== TASK GOAL ==
Give a verbatim copy of the data, leaving the pictures out.

[[ DATA PROVIDED open ]]

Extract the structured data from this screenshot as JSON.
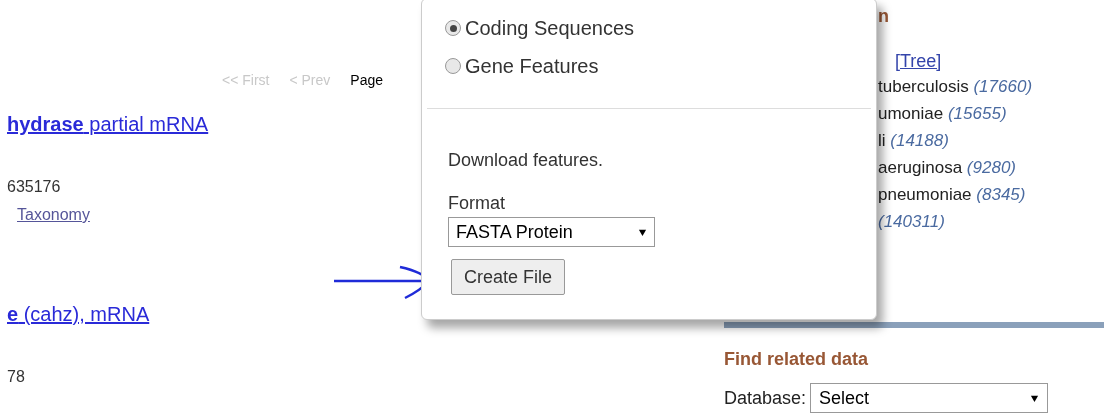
{
  "pager": [
    {
      "label": "<< First",
      "disabled": true
    },
    {
      "label": "< Prev",
      "disabled": true
    },
    {
      "label": "Page",
      "disabled": false
    }
  ],
  "results": [
    {
      "title": "**hydrase** partial mRNA",
      "detail": "635176",
      "links": [
        "Taxonomy"
      ]
    },
    {
      "title": "**e** (cahz), mRNA",
      "detail": "78"
    }
  ],
  "taxonomy": {
    "heading": "n",
    "tree_link": "[Tree]",
    "items": [
      {
        "name": "tuberculosis",
        "count": "(17660)"
      },
      {
        "name": "umoniae",
        "count": "(15655)"
      },
      {
        "name": "li",
        "count": "(14188)"
      },
      {
        "name": "aeruginosa",
        "count": "(9280)"
      },
      {
        "name": "pneumoniae",
        "count": "(8345)"
      },
      {
        "count": "(140311)"
      }
    ]
  },
  "find_related": {
    "heading": "Find related data",
    "label": "Database:",
    "value": "Select"
  },
  "popup": {
    "options": [
      {
        "label": "Coding Sequences",
        "selected": true
      },
      {
        "label": "Gene Features",
        "selected": false
      }
    ],
    "description": "Download features.",
    "format_label": "Format",
    "format_value": "FASTA Protein",
    "button": "Create File"
  }
}
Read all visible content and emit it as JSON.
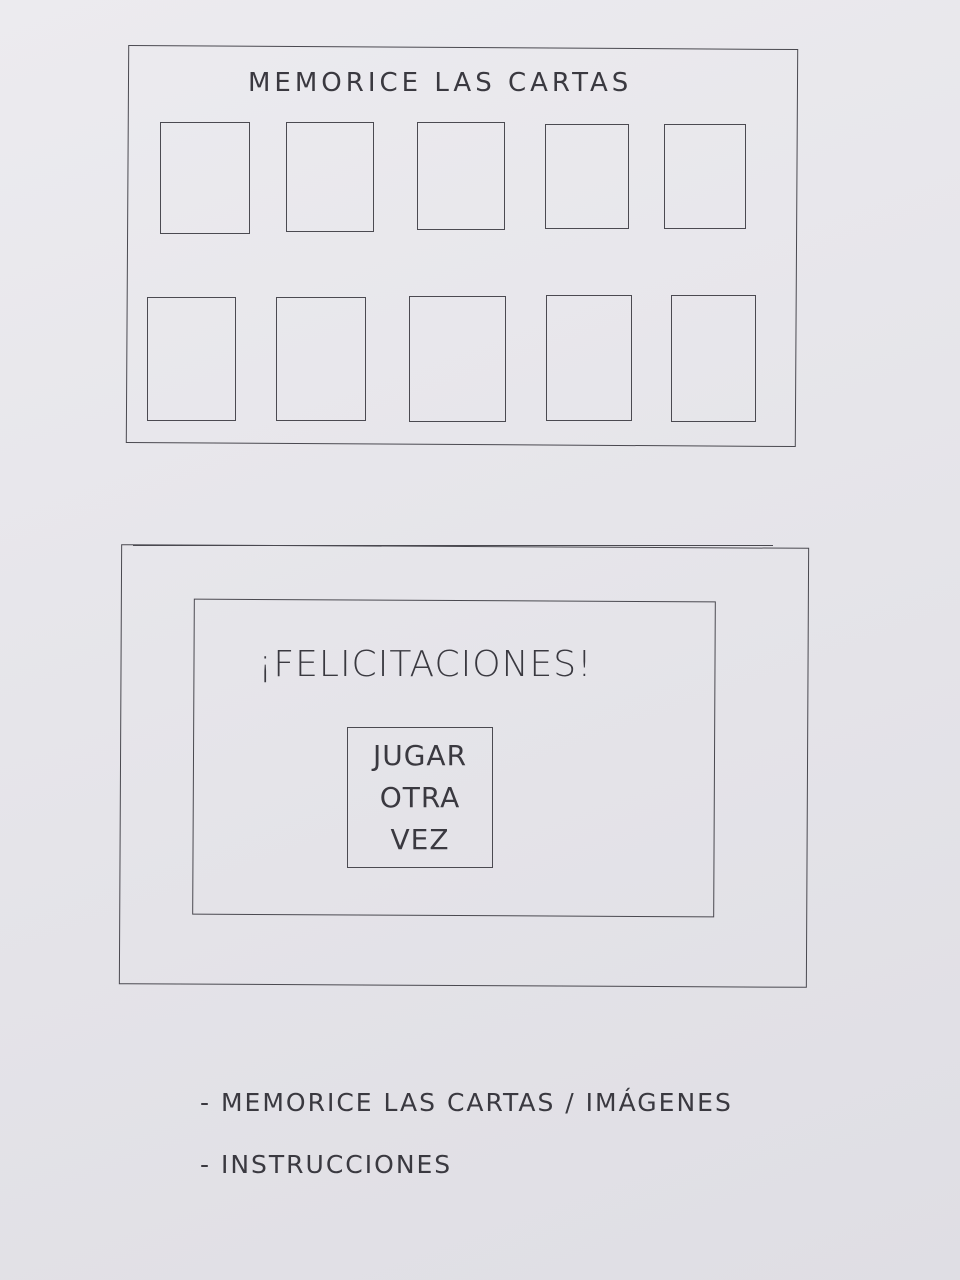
{
  "memory_screen": {
    "title": "MEMORICE LAS CARTAS",
    "card_rows": 2,
    "cards_per_row": 5
  },
  "win_screen": {
    "message": "¡FELICITACIONES!",
    "play_again_lines": [
      "JUGAR",
      "OTRA",
      "VEZ"
    ]
  },
  "notes": [
    "- MEMORICE LAS CARTAS / IMÁGENES",
    "- INSTRUCCIONES"
  ]
}
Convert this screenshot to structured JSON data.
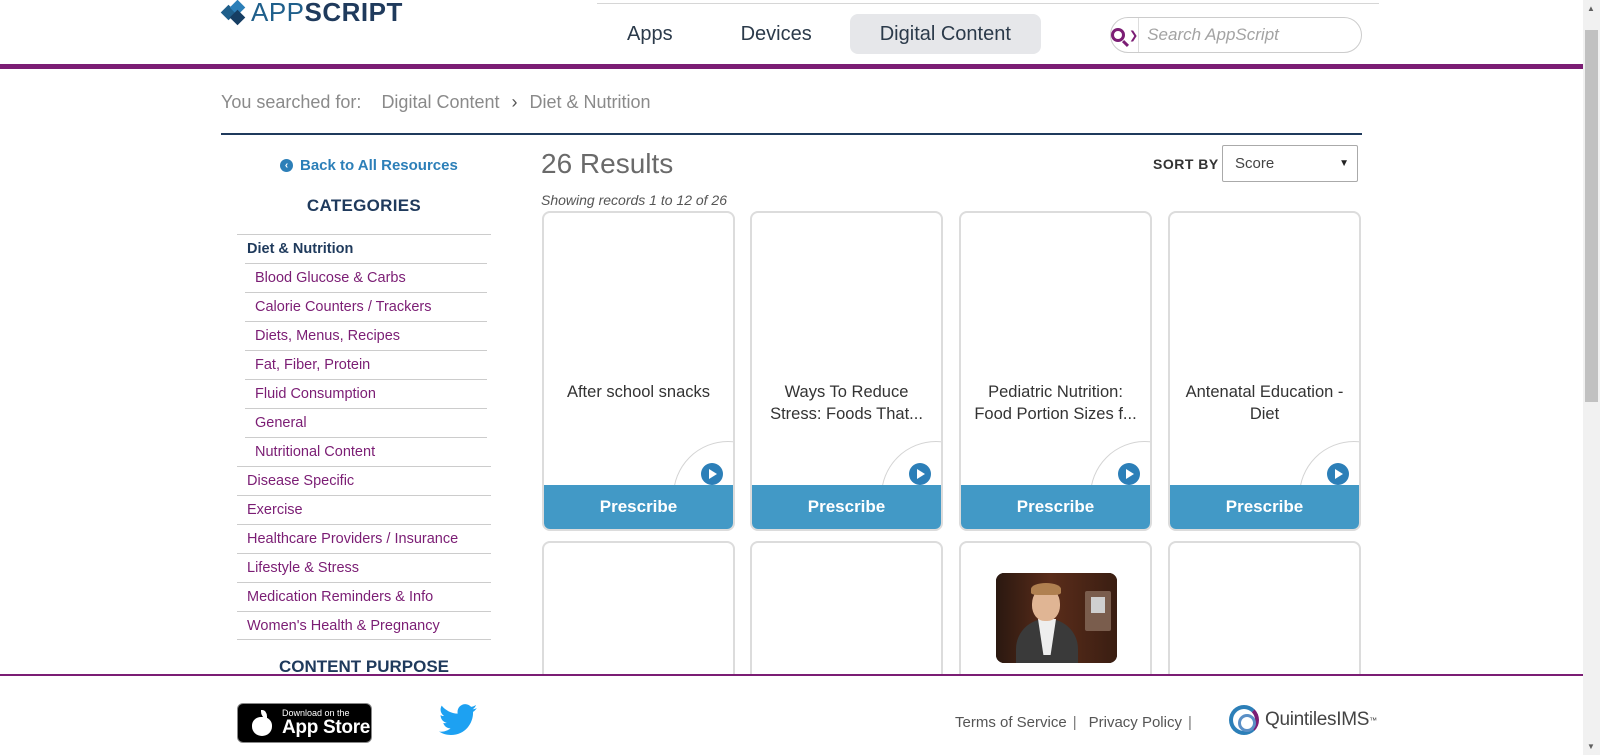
{
  "header": {
    "logo_prefix": "APP",
    "logo_suffix": "SCRIPT",
    "nav": [
      {
        "label": "Apps"
      },
      {
        "label": "Devices"
      },
      {
        "label": "Digital Content",
        "active": true
      }
    ],
    "search_placeholder": "Search AppScript",
    "search_dropdown_icon": "chevron-down-icon"
  },
  "breadcrumb": {
    "prefix": "You searched for:",
    "items": [
      "Digital Content",
      "Diet & Nutrition"
    ],
    "separator": "›"
  },
  "sidebar": {
    "back_label": "Back to All Resources",
    "categories_title": "CATEGORIES",
    "categories": [
      {
        "label": "Diet & Nutrition",
        "type": "parent-active"
      },
      {
        "label": "Blood Glucose & Carbs",
        "type": "sub"
      },
      {
        "label": "Calorie Counters / Trackers",
        "type": "sub"
      },
      {
        "label": "Diets, Menus, Recipes",
        "type": "sub"
      },
      {
        "label": "Fat, Fiber, Protein",
        "type": "sub"
      },
      {
        "label": "Fluid Consumption",
        "type": "sub"
      },
      {
        "label": "General",
        "type": "sub"
      },
      {
        "label": "Nutritional Content",
        "type": "sub"
      },
      {
        "label": "Disease Specific",
        "type": "top"
      },
      {
        "label": "Exercise",
        "type": "top"
      },
      {
        "label": "Healthcare Providers / Insurance",
        "type": "top"
      },
      {
        "label": "Lifestyle & Stress",
        "type": "top"
      },
      {
        "label": "Medication Reminders & Info",
        "type": "top"
      },
      {
        "label": "Women's Health & Pregnancy",
        "type": "top"
      }
    ],
    "purpose_title": "CONTENT PURPOSE"
  },
  "results": {
    "count_label": "26 Results",
    "records_label": "Showing records 1 to 12 of 26",
    "sort_label": "SORT BY",
    "sort_value": "Score",
    "cards_row1": [
      {
        "title": "After school snacks",
        "button": "Prescribe"
      },
      {
        "title": "Ways To Reduce Stress: Foods That...",
        "button": "Prescribe"
      },
      {
        "title": "Pediatric Nutrition: Food Portion Sizes f...",
        "button": "Prescribe"
      },
      {
        "title": "Antenatal Education - Diet",
        "button": "Prescribe"
      }
    ]
  },
  "footer": {
    "appstore_small": "Download on the",
    "appstore_big": "App Store",
    "terms": "Terms of Service",
    "privacy": "Privacy Policy",
    "divider": "|",
    "brand": "QuintilesIMS",
    "brand_tm": "™"
  },
  "colors": {
    "brand_purple": "#7b1d74",
    "brand_navy": "#1f3a5c",
    "accent_blue": "#4299c6",
    "link_blue": "#2c7fb8"
  }
}
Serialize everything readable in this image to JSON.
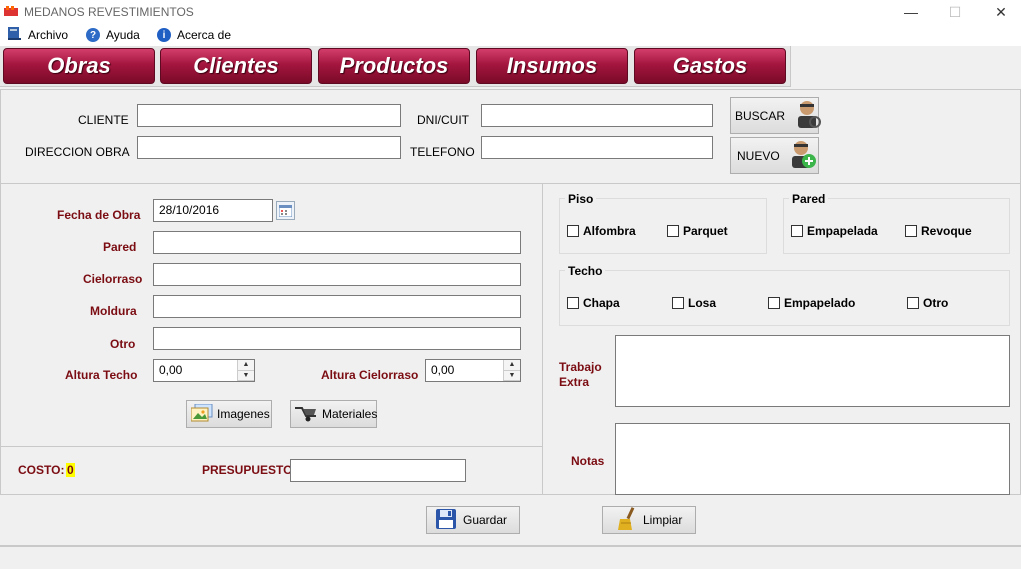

[[ DATA PROVIDED closed ]]

== TASK RESPONSE ==
Extract the structured data from this screenshot as JSON.
{
  "pager": [
    {
      "label": "<< First",
      "disabled": true
    },
    {
      "label": "< Prev",
      "disabled": true
    },
    {
      "label": "Page",
      "disabled": false
    }
  ],
  "results": [
    {
      "title": "**hydrase** partial mRNA",
      "detail": "635176",
      "links": [
        "Taxonomy"
      ]
    },
    {
      "title": "**e** (cahz), mRNA",
      "detail": "78"
    }
  ],
  "taxonomy": {
    "heading": "n",
    "tree_link": "[Tree]",
    "items": [
      {
        "name": "tuberculosis",
        "count": "(17660)"
      },
      {
        "name": "umoniae",
        "count": "(15655)"
      },
      {
        "name": "li",
        "count": "(14188)"
      },
      {
        "name": "aeruginosa",
        "count": "(9280)"
      },
      {
        "name": "pneumoniae",
        "count": "(8345)"
      },
      {
        "count": "(140311)"
      }
    ]
  },
  "find_related": {
    "heading": "Find related data",
    "label": "Database:",
    "value": "Select"
  },
  "popup": {
    "options": [
      {
        "label": "Coding Sequences",
        "selected": true
      },
      {
        "label": "Gene Features",
        "selected": false
      }
    ],
    "description": "Download features.",
    "format_label": "Format",
    "format_value": "FASTA Protein",
    "button": "Create File"
  }
}
Read all visible content and emit it as JSON.
{
  "memory_screen": {
    "title": "MEMORICE LAS CARTAS",
    "card_rows": 2,
    "cards_per_row": 5
  },
  "win_screen": {
    "message": "¡FELICITACIONES!",
    "play_again_lines": [
      "JUGAR",
      "OTRA",
      "VEZ"
    ]
  },
  "notes": [
    "- MEMORICE LAS CARTAS / IMÁGENES",
    "- INSTRUCCIONES"
  ]
}
Convert this screenshot to structured JSON data.
{
  "header": {
    "logo_prefix": "APP",
    "logo_suffix": "SCRIPT",
    "nav": [
      {
        "label": "Apps"
      },
      {
        "label": "Devices"
      },
      {
        "label": "Digital Content",
        "active": true
      }
    ],
    "search_placeholder": "Search AppScript",
    "search_dropdown_icon": "chevron-down-icon"
  },
  "breadcrumb": {
    "prefix": "You searched for:",
    "items": [
      "Digital Content",
      "Diet & Nutrition"
    ],
    "separator": "›"
  },
  "sidebar": {
    "back_label": "Back to All Resources",
    "categories_title": "CATEGORIES",
    "categories": [
      {
        "label": "Diet & Nutrition",
        "type": "parent-active"
      },
      {
        "label": "Blood Glucose & Carbs",
        "type": "sub"
      },
      {
        "label": "Calorie Counters / Trackers",
        "type": "sub"
      },
      {
        "label": "Diets, Menus, Recipes",
        "type": "sub"
      },
      {
        "label": "Fat, Fiber, Protein",
        "type": "sub"
      },
      {
        "label": "Fluid Consumption",
        "type": "sub"
      },
      {
        "label": "General",
        "type": "sub"
      },
      {
        "label": "Nutritional Content",
        "type": "sub"
      },
      {
        "label": "Disease Specific",
        "type": "top"
      },
      {
        "label": "Exercise",
        "type": "top"
      },
      {
        "label": "Healthcare Providers / Insurance",
        "type": "top"
      },
      {
        "label": "Lifestyle & Stress",
        "type": "top"
      },
      {
        "label": "Medication Reminders & Info",
        "type": "top"
      },
      {
        "label": "Women's Health & Pregnancy",
        "type": "top"
      }
    ],
    "purpose_title": "CONTENT PURPOSE"
  },
  "results": {
    "count_label": "26 Results",
    "records_label": "Showing records 1 to 12 of 26",
    "sort_label": "SORT BY",
    "sort_value": "Score",
    "cards_row1": [
      {
        "title": "After school snacks",
        "button": "Prescribe"
      },
      {
        "title": "Ways To Reduce Stress: Foods That...",
        "button": "Prescribe"
      },
      {
        "title": "Pediatric Nutrition: Food Portion Sizes f...",
        "button": "Prescribe"
      },
      {
        "title": "Antenatal Education - Diet",
        "button": "Prescribe"
      }
    ]
  },
  "footer": {
    "appstore_small": "Download on the",
    "appstore_big": "App Store",
    "terms": "Terms of Service",
    "privacy": "Privacy Policy",
    "divider": "|",
    "brand": "QuintilesIMS",
    "brand_tm": "™"
  },
  "colors": {
    "brand_purple": "#7b1d74",
    "brand_navy": "#1f3a5c",
    "accent_blue": "#4299c6",
    "link_blue": "#2c7fb8"
  }
}
Serialize everything readable in this image to JSON.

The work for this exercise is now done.